▶ **Problem**
Word for word, copy all the data and drop the pictures.

▶ **Record excerpts**
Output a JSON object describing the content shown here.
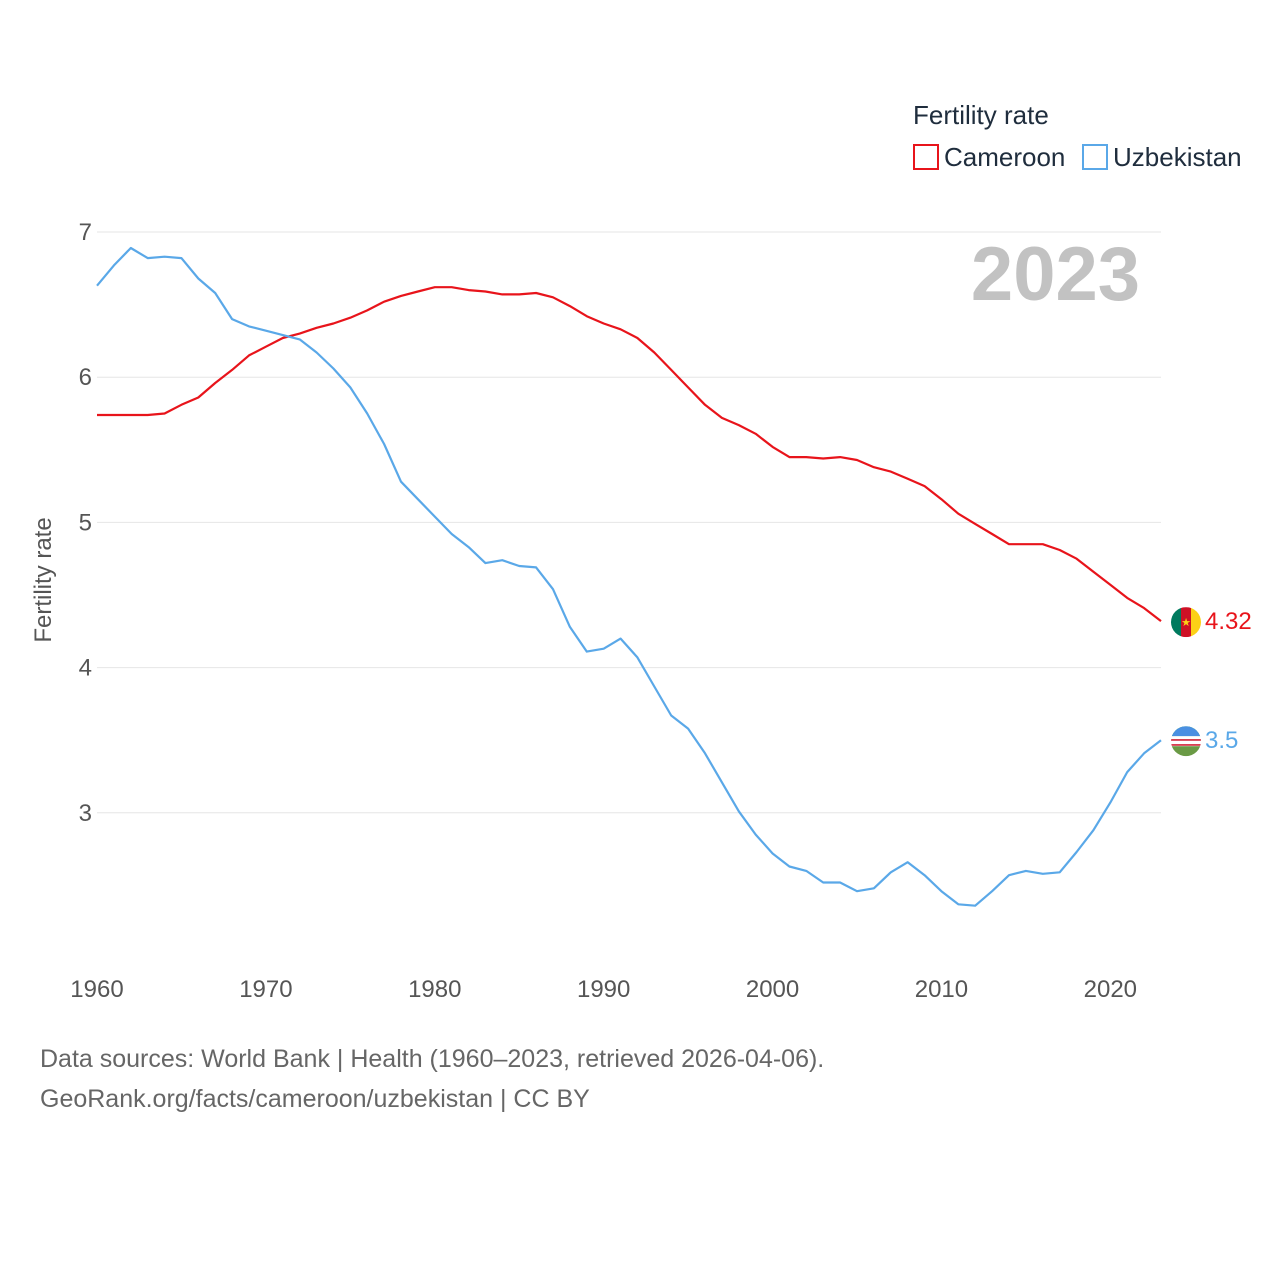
{
  "footer": {
    "sources": "Data sources: World Bank | Health (1960–2023, retrieved 2026-04-06).",
    "credit": "GeoRank.org/facts/cameroon/uzbekistan | CC BY"
  },
  "chart_data": {
    "type": "line",
    "title": "Fertility rate",
    "ylabel": "Fertility rate",
    "xlabel": "",
    "xlim": [
      1960,
      2023
    ],
    "ylim": [
      2,
      7
    ],
    "year_label": "2023",
    "x_ticks": [
      "1960",
      "1970",
      "1980",
      "1990",
      "2000",
      "2010",
      "2020"
    ],
    "y_ticks": [
      "3",
      "4",
      "5",
      "6",
      "7"
    ],
    "x": [
      1960,
      1961,
      1962,
      1963,
      1964,
      1965,
      1966,
      1967,
      1968,
      1969,
      1970,
      1971,
      1972,
      1973,
      1974,
      1975,
      1976,
      1977,
      1978,
      1979,
      1980,
      1981,
      1982,
      1983,
      1984,
      1985,
      1986,
      1987,
      1988,
      1989,
      1990,
      1991,
      1992,
      1993,
      1994,
      1995,
      1996,
      1997,
      1998,
      1999,
      2000,
      2001,
      2002,
      2003,
      2004,
      2005,
      2006,
      2007,
      2008,
      2009,
      2010,
      2011,
      2012,
      2013,
      2014,
      2015,
      2016,
      2017,
      2018,
      2019,
      2020,
      2021,
      2022,
      2023
    ],
    "series": [
      {
        "name": "Cameroon",
        "color": "#e8141b",
        "end_label": "4.32",
        "flag": "cameroon-flag",
        "values": [
          5.74,
          5.74,
          5.74,
          5.74,
          5.75,
          5.81,
          5.86,
          5.96,
          6.05,
          6.15,
          6.21,
          6.27,
          6.3,
          6.34,
          6.37,
          6.41,
          6.46,
          6.52,
          6.56,
          6.59,
          6.62,
          6.62,
          6.6,
          6.59,
          6.57,
          6.57,
          6.58,
          6.55,
          6.49,
          6.42,
          6.37,
          6.33,
          6.27,
          6.17,
          6.05,
          5.93,
          5.81,
          5.72,
          5.67,
          5.61,
          5.52,
          5.45,
          5.45,
          5.44,
          5.45,
          5.43,
          5.38,
          5.35,
          5.3,
          5.25,
          5.16,
          5.06,
          4.99,
          4.92,
          4.85,
          4.85,
          4.85,
          4.81,
          4.75,
          4.66,
          4.57,
          4.48,
          4.41,
          4.32
        ]
      },
      {
        "name": "Uzbekistan",
        "color": "#5aa8e8",
        "end_label": "3.5",
        "flag": "uzbekistan-flag",
        "values": [
          6.63,
          6.77,
          6.89,
          6.82,
          6.83,
          6.82,
          6.68,
          6.58,
          6.4,
          6.35,
          6.32,
          6.29,
          6.26,
          6.17,
          6.06,
          5.93,
          5.75,
          5.54,
          5.28,
          5.16,
          5.04,
          4.92,
          4.83,
          4.72,
          4.74,
          4.7,
          4.69,
          4.54,
          4.28,
          4.11,
          4.13,
          4.2,
          4.07,
          3.87,
          3.67,
          3.58,
          3.41,
          3.21,
          3.01,
          2.85,
          2.72,
          2.63,
          2.6,
          2.52,
          2.52,
          2.46,
          2.48,
          2.59,
          2.66,
          2.57,
          2.46,
          2.37,
          2.36,
          2.46,
          2.57,
          2.6,
          2.58,
          2.59,
          2.73,
          2.88,
          3.07,
          3.28,
          3.41,
          3.5
        ]
      }
    ],
    "legend_position": "top-right",
    "grid": true
  }
}
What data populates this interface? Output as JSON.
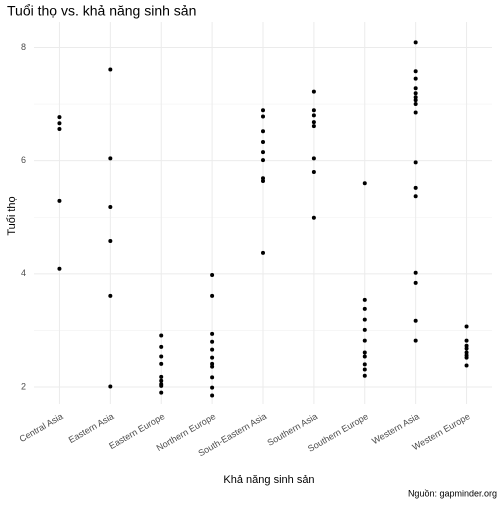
{
  "chart_data": {
    "type": "strip",
    "title": "Tuổi thọ vs. khả năng sinh sản",
    "x_label": "Khả năng sinh sản",
    "y_label": "Tuổi thọ",
    "caption": "Nguồn: gapminder.org",
    "categories": [
      "Central Asia",
      "Eastern Asia",
      "Eastern Europe",
      "Northern Europe",
      "South-Eastern Asia",
      "Southern Asia",
      "Southern Europe",
      "Western Asia",
      "Western Europe"
    ],
    "values": [
      [
        6.77,
        6.66,
        6.56,
        5.29,
        4.09
      ],
      [
        7.61,
        6.04,
        5.18,
        4.58,
        3.61,
        2.01
      ],
      [
        2.91,
        2.71,
        2.54,
        2.41,
        2.18,
        2.11,
        2.05,
        2.02,
        1.9
      ],
      [
        3.98,
        3.61,
        2.94,
        2.8,
        2.66,
        2.52,
        2.41,
        2.36,
        2.17,
        1.99,
        1.85
      ],
      [
        6.89,
        6.78,
        6.52,
        6.33,
        6.15,
        6.01,
        5.69,
        5.64,
        4.37
      ],
      [
        7.22,
        6.89,
        6.8,
        6.68,
        6.61,
        6.04,
        5.8,
        4.99
      ],
      [
        5.6,
        3.54,
        3.38,
        3.19,
        3.01,
        2.82,
        2.61,
        2.54,
        2.4,
        2.31,
        2.2
      ],
      [
        8.09,
        7.58,
        7.45,
        7.28,
        7.19,
        7.12,
        7.07,
        7.0,
        6.85,
        5.97,
        5.52,
        5.37,
        4.02,
        3.84,
        3.17,
        2.82
      ],
      [
        3.07,
        2.82,
        2.73,
        2.68,
        2.61,
        2.56,
        2.52,
        2.38
      ]
    ],
    "color": "#000000",
    "ylim": [
      1.7,
      8.45
    ],
    "yticks": [
      2,
      4,
      6,
      8
    ],
    "minor_yticks": [
      3,
      5,
      7
    ],
    "grid": true
  }
}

▶ **Response below**
Output a JSON object describing the content shown here.
{
  "footer": {
    "sources": "Data sources: World Bank | Health (1960–2023, retrieved 2026-04-06).",
    "credit": "GeoRank.org/facts/cameroon/uzbekistan | CC BY"
  },
  "chart_data": {
    "type": "line",
    "title": "Fertility rate",
    "ylabel": "Fertility rate",
    "xlabel": "",
    "xlim": [
      1960,
      2023
    ],
    "ylim": [
      2,
      7
    ],
    "year_label": "2023",
    "x_ticks": [
      "1960",
      "1970",
      "1980",
      "1990",
      "2000",
      "2010",
      "2020"
    ],
    "y_ticks": [
      "3",
      "4",
      "5",
      "6",
      "7"
    ],
    "x": [
      1960,
      1961,
      1962,
      1963,
      1964,
      1965,
      1966,
      1967,
      1968,
      1969,
      1970,
      1971,
      1972,
      1973,
      1974,
      1975,
      1976,
      1977,
      1978,
      1979,
      1980,
      1981,
      1982,
      1983,
      1984,
      1985,
      1986,
      1987,
      1988,
      1989,
      1990,
      1991,
      1992,
      1993,
      1994,
      1995,
      1996,
      1997,
      1998,
      1999,
      2000,
      2001,
      2002,
      2003,
      2004,
      2005,
      2006,
      2007,
      2008,
      2009,
      2010,
      2011,
      2012,
      2013,
      2014,
      2015,
      2016,
      2017,
      2018,
      2019,
      2020,
      2021,
      2022,
      2023
    ],
    "series": [
      {
        "name": "Cameroon",
        "color": "#e8141b",
        "end_label": "4.32",
        "flag": "cameroon-flag",
        "values": [
          5.74,
          5.74,
          5.74,
          5.74,
          5.75,
          5.81,
          5.86,
          5.96,
          6.05,
          6.15,
          6.21,
          6.27,
          6.3,
          6.34,
          6.37,
          6.41,
          6.46,
          6.52,
          6.56,
          6.59,
          6.62,
          6.62,
          6.6,
          6.59,
          6.57,
          6.57,
          6.58,
          6.55,
          6.49,
          6.42,
          6.37,
          6.33,
          6.27,
          6.17,
          6.05,
          5.93,
          5.81,
          5.72,
          5.67,
          5.61,
          5.52,
          5.45,
          5.45,
          5.44,
          5.45,
          5.43,
          5.38,
          5.35,
          5.3,
          5.25,
          5.16,
          5.06,
          4.99,
          4.92,
          4.85,
          4.85,
          4.85,
          4.81,
          4.75,
          4.66,
          4.57,
          4.48,
          4.41,
          4.32
        ]
      },
      {
        "name": "Uzbekistan",
        "color": "#5aa8e8",
        "end_label": "3.5",
        "flag": "uzbekistan-flag",
        "values": [
          6.63,
          6.77,
          6.89,
          6.82,
          6.83,
          6.82,
          6.68,
          6.58,
          6.4,
          6.35,
          6.32,
          6.29,
          6.26,
          6.17,
          6.06,
          5.93,
          5.75,
          5.54,
          5.28,
          5.16,
          5.04,
          4.92,
          4.83,
          4.72,
          4.74,
          4.7,
          4.69,
          4.54,
          4.28,
          4.11,
          4.13,
          4.2,
          4.07,
          3.87,
          3.67,
          3.58,
          3.41,
          3.21,
          3.01,
          2.85,
          2.72,
          2.63,
          2.6,
          2.52,
          2.52,
          2.46,
          2.48,
          2.59,
          2.66,
          2.57,
          2.46,
          2.37,
          2.36,
          2.46,
          2.57,
          2.6,
          2.58,
          2.59,
          2.73,
          2.88,
          3.07,
          3.28,
          3.41,
          3.5
        ]
      }
    ],
    "legend_position": "top-right",
    "grid": true
  }
}
What data populates this interface? Output as JSON.
{
  "chart_data": {
    "type": "strip",
    "title": "Tuổi thọ vs. khả năng sinh sản",
    "x_label": "Khả năng sinh sản",
    "y_label": "Tuổi thọ",
    "caption": "Nguồn: gapminder.org",
    "categories": [
      "Central Asia",
      "Eastern Asia",
      "Eastern Europe",
      "Northern Europe",
      "South-Eastern Asia",
      "Southern Asia",
      "Southern Europe",
      "Western Asia",
      "Western Europe"
    ],
    "values": [
      [
        6.77,
        6.66,
        6.56,
        5.29,
        4.09
      ],
      [
        7.61,
        6.04,
        5.18,
        4.58,
        3.61,
        2.01
      ],
      [
        2.91,
        2.71,
        2.54,
        2.41,
        2.18,
        2.11,
        2.05,
        2.02,
        1.9
      ],
      [
        3.98,
        3.61,
        2.94,
        2.8,
        2.66,
        2.52,
        2.41,
        2.36,
        2.17,
        1.99,
        1.85
      ],
      [
        6.89,
        6.78,
        6.52,
        6.33,
        6.15,
        6.01,
        5.69,
        5.64,
        4.37
      ],
      [
        7.22,
        6.89,
        6.8,
        6.68,
        6.61,
        6.04,
        5.8,
        4.99
      ],
      [
        5.6,
        3.54,
        3.38,
        3.19,
        3.01,
        2.82,
        2.61,
        2.54,
        2.4,
        2.31,
        2.2
      ],
      [
        8.09,
        7.58,
        7.45,
        7.28,
        7.19,
        7.12,
        7.07,
        7.0,
        6.85,
        5.97,
        5.52,
        5.37,
        4.02,
        3.84,
        3.17,
        2.82
      ],
      [
        3.07,
        2.82,
        2.73,
        2.68,
        2.61,
        2.56,
        2.52,
        2.38
      ]
    ],
    "color": "#000000",
    "ylim": [
      1.7,
      8.45
    ],
    "yticks": [
      2,
      4,
      6,
      8
    ],
    "minor_yticks": [
      3,
      5,
      7
    ],
    "grid": true
  }
}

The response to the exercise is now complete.